Extracted data entries:
▼▼▼
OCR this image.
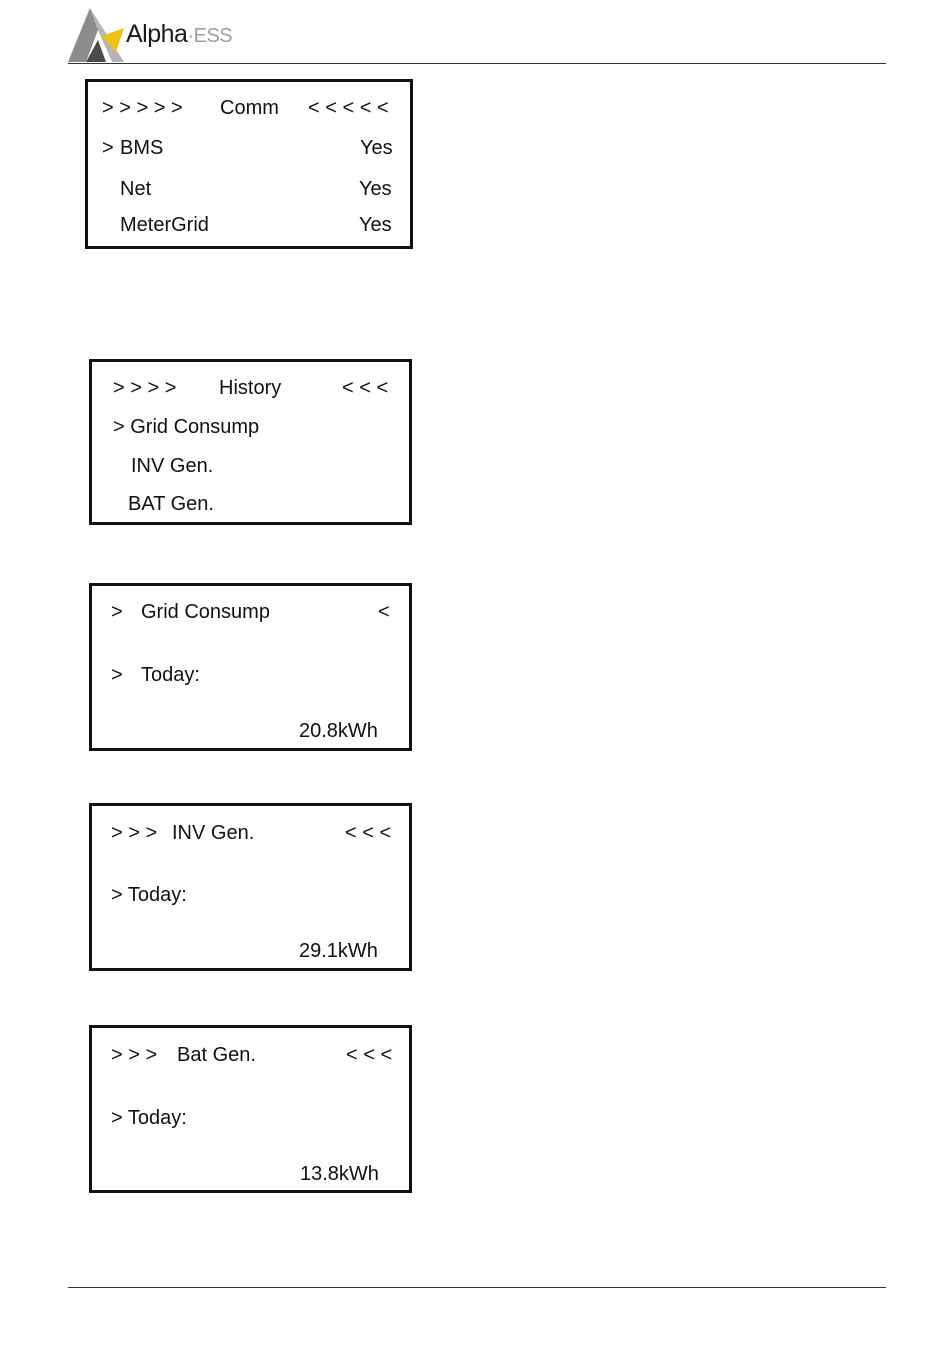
Alpha·ESS
> > > > > Comm < < < < <
> BMS	Yes
Net	Yes
MeterGrid	Yes
> > > > History	< < <
> Grid Consump
INV Gen.
BAT Gen.
> Grid Consump	<
> Today:
20.8kWh
> > > INV Gen.	< < <
> Today:
29.1kWh
> > > Bat Gen.	< < <
> Today:
13.8kWh
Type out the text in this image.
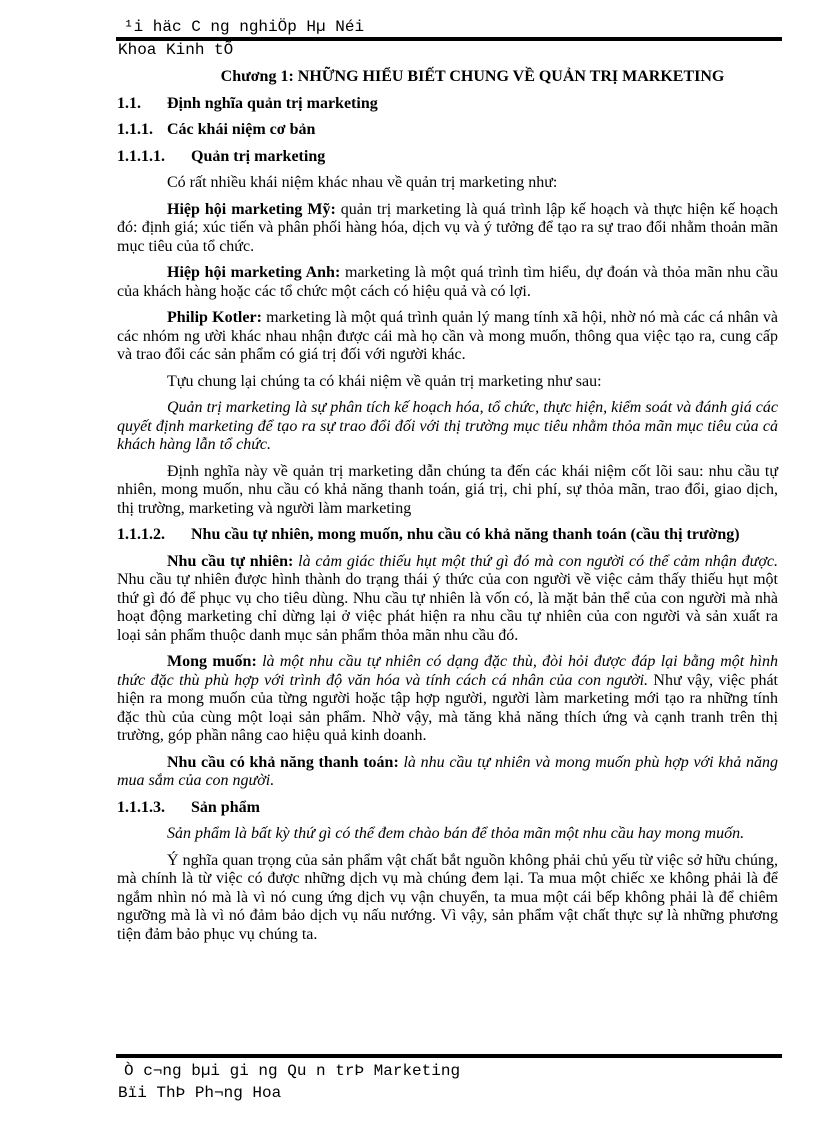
¹i häc C ng nghiÖp Hµ Néi
Khoa Kinh tÕ
Chương 1: NHỮNG HIỂU BIẾT CHUNG VỀ QUẢN TRỊ MARKETING
1.1.	Định nghĩa quản trị marketing
1.1.1. Các khái niệm cơ bản
1.1.1.1.	Quản trị marketing

Có rất nhiều khái niệm khác nhau về quản trị marketing như:

Hiệp hội marketing Mỹ: quản trị marketing là quá trình lập kế hoạch và thực hiện kế hoạch đó: định giá; xúc tiến và phân phối hàng hóa, dịch vụ và ý tưởng để tạo ra sự trao đổi nhằm thoản mãn mục tiêu của tổ chức.

Hiệp hội marketing Anh: marketing là một quá trình tìm hiểu, dự đoán và thỏa mãn nhu cầu của khách hàng hoặc các tổ chức một cách có hiệu quả và có lợi.

Philip Kotler: marketing là một quá trình quản lý mang tính xã hội, nhờ nó mà các cá nhân và các nhóm ng ười khác nhau nhận được cái mà họ cần và mong muốn, thông qua việc tạo ra, cung cấp và trao đổi các sản phẩm có giá trị đối với người khác.

Tựu chung lại chúng ta có khái niệm về quản trị marketing như sau:

Quản trị marketing là sự phân tích kế hoạch hóa, tổ chức, thực hiện, kiểm soát và đánh giá các quyết định marketing để tạo ra sự trao đổi đối với thị trường mục tiêu nhằm thỏa mãn mục tiêu của cả khách hàng lẫn tổ chức.

Định nghĩa này về quản trị marketing dẫn chúng ta đến các khái niệm cốt lõi sau: nhu cầu tự nhiên, mong muốn, nhu cầu có khả năng thanh toán, giá trị, chi phí, sự thỏa mãn, trao đổi, giao dịch, thị trường, marketing và người làm marketing

1.1.1.2.	Nhu cầu tự nhiên, mong muốn, nhu cầu có khả năng thanh toán (cầu thị trường)

Nhu cầu tự nhiên: là cảm giác thiếu hụt một thứ gì đó mà con người có thể cảm nhận được. Nhu cầu tự nhiên được hình thành do trạng thái ý thức của con người về việc cảm thấy thiếu hụt một thứ gì đó để phục vụ cho tiêu dùng. Nhu cầu tự nhiên là vốn có, là mặt bản thể của con người mà nhà hoạt động marketing chỉ dừng lại ở việc phát hiện ra nhu cầu tự nhiên của con người và sản xuất ra loại sản phẩm thuộc danh mục sản phẩm thỏa mãn nhu cầu đó.

Mong muốn: là một nhu cầu tự nhiên có dạng đặc thù, đòi hỏi được đáp lại bằng một hình thức đặc thù phù hợp với trình độ văn hóa và tính cách cá nhân của con người. Như vậy, việc phát hiện ra mong muốn của từng người hoặc tập hợp người, người làm marketing mới tạo ra những tính đặc thù của cùng một loại sản phẩm. Nhờ vậy, mà tăng khả năng thích ứng và cạnh tranh trên thị trường, góp phần nâng cao hiệu quả kinh doanh.

Nhu cầu có khả năng thanh toán: là nhu cầu tự nhiên và mong muốn phù hợp với khả năng mua sắm của con người.

1.1.1.3.	Sản phẩm

Sản phẩm là bất kỳ thứ gì có thể đem chào bán để thỏa mãn một nhu cầu hay mong muốn.

Ý nghĩa quan trọng của sản phẩm vật chất bắt nguồn không phải chủ yếu từ việc sở hữu chúng, mà chính là từ việc có được những dịch vụ mà chúng đem lại. Ta mua một chiếc xe không phải là để ngắm nhìn nó mà là vì nó cung ứng dịch vụ vận chuyển, ta mua một cái bếp không phải là để chiêm ngưỡng mà là vì nó đảm bảo dịch vụ nấu nướng. Vì vậy, sản phẩm vật chất thực sự là những phương tiện đảm bảo phục vụ chúng ta.

Ò c¬ng bµi gi ng Qu n trÞ Marketing
Bïi ThÞ Ph¬ng Hoa
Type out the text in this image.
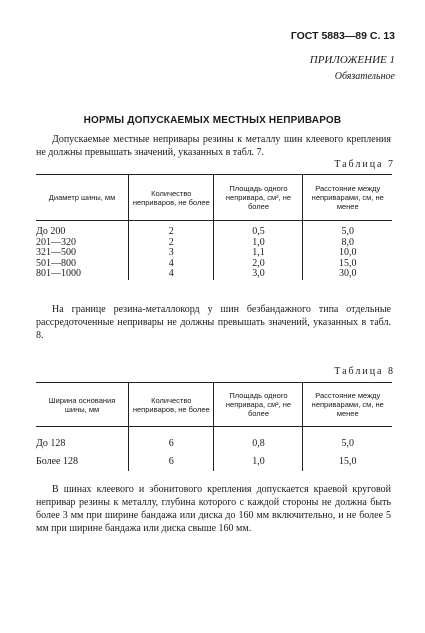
ГОСТ 5883—89 С. 13
ПРИЛОЖЕНИЕ 1
Обязательное
НОРМЫ ДОПУСКАЕМЫХ МЕСТНЫХ НЕПРИВАРОВ

Допускаемые местные непривары резины к металлу шин клеевого крепления не должны превышать значений, указанных в табл. 7.

Таблица 7
Диаметр шины, мм	Количество непривaров, не более	Площадь одного непривара, см², не более	Расстояние между непривaрами, см, не менее
До 200	2	0,5	5,0
201—320	2	1,0	8,0
321—500	3	1,1	10,0
501—800	4	2,0	15,0
801—1000	4	3,0	30,0

На границе резина-металлокорд у шин безбандажного типа отдельные рассредоточенные непривары не должны превышать значений, указанных в табл. 8.

Таблица 8
Ширина основания шины, мм	Количество непривaров, не более	Площадь одного непривара, см², не более	Расстояние между непривaрами, см, не менее
До 128	6	0,8	5,0
Более 128	6	1,0	15,0

В шинах клеевого и эбонитового крепления допускается краевой круговой непривар резины к металлу, глубина которого с каждой стороны не должна быть более 3 мм при ширине бандажа или диска до 160 мм включительно, и не более 5 мм при ширине бандажа или диска свыше 160 мм.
▲▲▲
◆ **WHAT THE TASK ASKS**
With the pictures left out, transcribe the material exactly.

◆ **RESULT OF THIS EXERCISE**
OCR this image.
Alpha·ESS
> > > > > Comm < < < < <
> BMS	Yes
Net	Yes
MeterGrid	Yes
> > > > History	< < <
> Grid Consump
INV Gen.
BAT Gen.
> Grid Consump	<
> Today:
20.8kWh
> > > INV Gen.	< < <
> Today:
29.1kWh
> > > Bat Gen.	< < <
> Today:
13.8kWh
Type out the text in this image.
¹i häc C ng nghiÖp Hµ Néi
Khoa Kinh tÕ
Chương 1: NHỮNG HIỂU BIẾT CHUNG VỀ QUẢN TRỊ MARKETING
1.1.	Định nghĩa quản trị marketing
1.1.1. Các khái niệm cơ bản
1.1.1.1.	Quản trị marketing

Có rất nhiều khái niệm khác nhau về quản trị marketing như:

Hiệp hội marketing Mỹ: quản trị marketing là quá trình lập kế hoạch và thực hiện kế hoạch đó: định giá; xúc tiến và phân phối hàng hóa, dịch vụ và ý tưởng để tạo ra sự trao đổi nhằm thoản mãn mục tiêu của tổ chức.

Hiệp hội marketing Anh: marketing là một quá trình tìm hiểu, dự đoán và thỏa mãn nhu cầu của khách hàng hoặc các tổ chức một cách có hiệu quả và có lợi.

Philip Kotler: marketing là một quá trình quản lý mang tính xã hội, nhờ nó mà các cá nhân và các nhóm ng ười khác nhau nhận được cái mà họ cần và mong muốn, thông qua việc tạo ra, cung cấp và trao đổi các sản phẩm có giá trị đối với người khác.

Tựu chung lại chúng ta có khái niệm về quản trị marketing như sau:

Quản trị marketing là sự phân tích kế hoạch hóa, tổ chức, thực hiện, kiểm soát và đánh giá các quyết định marketing để tạo ra sự trao đổi đối với thị trường mục tiêu nhằm thỏa mãn mục tiêu của cả khách hàng lẫn tổ chức.

Định nghĩa này về quản trị marketing dẫn chúng ta đến các khái niệm cốt lõi sau: nhu cầu tự nhiên, mong muốn, nhu cầu có khả năng thanh toán, giá trị, chi phí, sự thỏa mãn, trao đổi, giao dịch, thị trường, marketing và người làm marketing

1.1.1.2.	Nhu cầu tự nhiên, mong muốn, nhu cầu có khả năng thanh toán (cầu thị trường)

Nhu cầu tự nhiên: là cảm giác thiếu hụt một thứ gì đó mà con người có thể cảm nhận được. Nhu cầu tự nhiên được hình thành do trạng thái ý thức của con người về việc cảm thấy thiếu hụt một thứ gì đó để phục vụ cho tiêu dùng. Nhu cầu tự nhiên là vốn có, là mặt bản thể của con người mà nhà hoạt động marketing chỉ dừng lại ở việc phát hiện ra nhu cầu tự nhiên của con người và sản xuất ra loại sản phẩm thuộc danh mục sản phẩm thỏa mãn nhu cầu đó.

Mong muốn: là một nhu cầu tự nhiên có dạng đặc thù, đòi hỏi được đáp lại bằng một hình thức đặc thù phù hợp với trình độ văn hóa và tính cách cá nhân của con người. Như vậy, việc phát hiện ra mong muốn của từng người hoặc tập hợp người, người làm marketing mới tạo ra những tính đặc thù của cùng một loại sản phẩm. Nhờ vậy, mà tăng khả năng thích ứng và cạnh tranh trên thị trường, góp phần nâng cao hiệu quả kinh doanh.

Nhu cầu có khả năng thanh toán: là nhu cầu tự nhiên và mong muốn phù hợp với khả năng mua sắm của con người.

1.1.1.3.	Sản phẩm

Sản phẩm là bất kỳ thứ gì có thể đem chào bán để thỏa mãn một nhu cầu hay mong muốn.

Ý nghĩa quan trọng của sản phẩm vật chất bắt nguồn không phải chủ yếu từ việc sở hữu chúng, mà chính là từ việc có được những dịch vụ mà chúng đem lại. Ta mua một chiếc xe không phải là để ngắm nhìn nó mà là vì nó cung ứng dịch vụ vận chuyển, ta mua một cái bếp không phải là để chiêm ngưỡng mà là vì nó đảm bảo dịch vụ nấu nướng. Vì vậy, sản phẩm vật chất thực sự là những phương tiện đảm bảo phục vụ chúng ta.

Ò c¬ng bµi gi ng Qu n trÞ Marketing
Bïi ThÞ Ph¬ng Hoa
Type out the text in this image.
ГОСТ 5883—89 С. 13
ПРИЛОЖЕНИЕ 1
Обязательное
НОРМЫ ДОПУСКАЕМЫХ МЕСТНЫХ НЕПРИВАРОВ

Допускаемые местные непривары резины к металлу шин клеевого крепления не должны превышать значений, указанных в табл. 7.

Таблица 7
Диаметр шины, мм	Количество непривaров, не более	Площадь одного непривара, см², не более	Расстояние между непривaрами, см, не менее
До 200	2	0,5	5,0
201—320	2	1,0	8,0
321—500	3	1,1	10,0
501—800	4	2,0	15,0
801—1000	4	3,0	30,0

На границе резина-металлокорд у шин безбандажного типа отдельные рассредоточенные непривары не должны превышать значений, указанных в табл. 8.

Таблица 8
Ширина основания шины, мм	Количество непривaров, не более	Площадь одного непривара, см², не более	Расстояние между непривaрами, см, не менее
До 128	6	0,8	5,0
Более 128	6	1,0	15,0

В шинах клеевого и эбонитового крепления допускается краевой круговой непривар резины к металлу, глубина которого с каждой стороны не должна быть более 3 мм при ширине бандажа или диска до 160 мм включительно, и не более 5 мм при ширине бандажа или диска свыше 160 мм.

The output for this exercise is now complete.